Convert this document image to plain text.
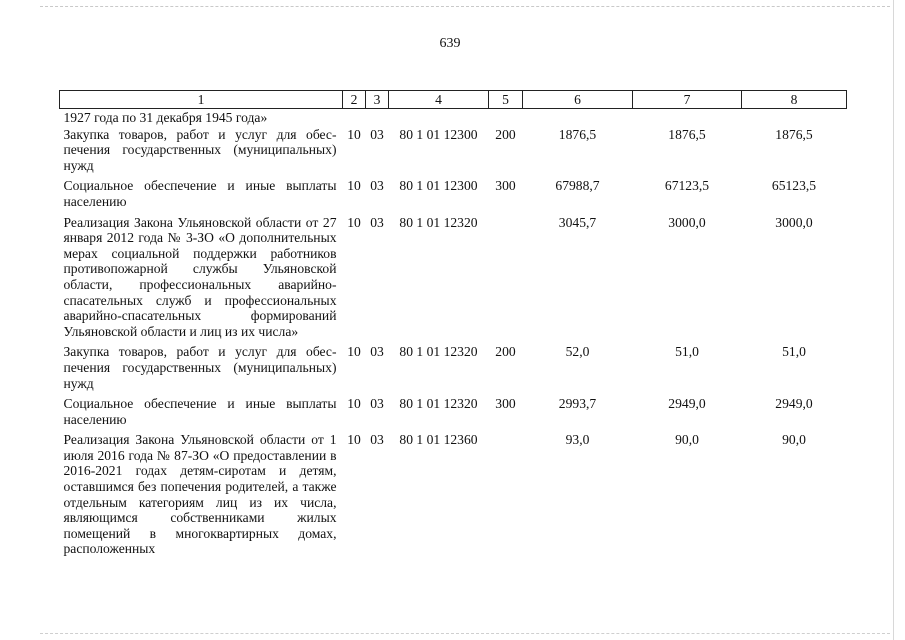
639
1	2	3	4	5	6	7	8
1927 года по 31 декабря 1945 года»							
Закупка товаров, работ и услуг для обеспечения государственных (муниципальных) нужд	10	03	80 1 01 12300	200	1876,5	1876,5	1876,5
Социальное обеспечение и иные выплаты населению	10	03	80 1 01 12300	300	67988,7	67123,5	65123,5
Реализация Закона Ульяновской области от 27 января 2012 года № 3-ЗО «О дополнительных мерах социальной поддержки работников противопожарной службы Ульяновской области, профессиональных аварийно-спасательных служб и профессиональных аварийно-спасательных формирований Ульяновской области и лиц из их числа»	10	03	80 1 01 12320		3045,7	3000,0	3000,0
Закупка товаров, работ и услуг для обеспечения государственных (муниципальных) нужд	10	03	80 1 01 12320	200	52,0	51,0	51,0
Социальное обеспечение и иные выплаты населению	10	03	80 1 01 12320	300	2993,7	2949,0	2949,0
Реализация Закона Ульяновской области от 1 июля 2016 года № 87-ЗО «О предоставлении в 2016-2021 годах детям-сиротам и детям, оставшимся без попечения родителей, а также отдельным категориям лиц из их числа, являющимся собственниками жилых помещений в многоквартирных домах, расположенных	10	03	80 1 01 12360		93,0	90,0	90,0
☆ ☆ ☆ ☆
* Given instruction *
Of the lines in the data above, how many contain the word "выплаты"? Give only that figure.

* Complete response *
2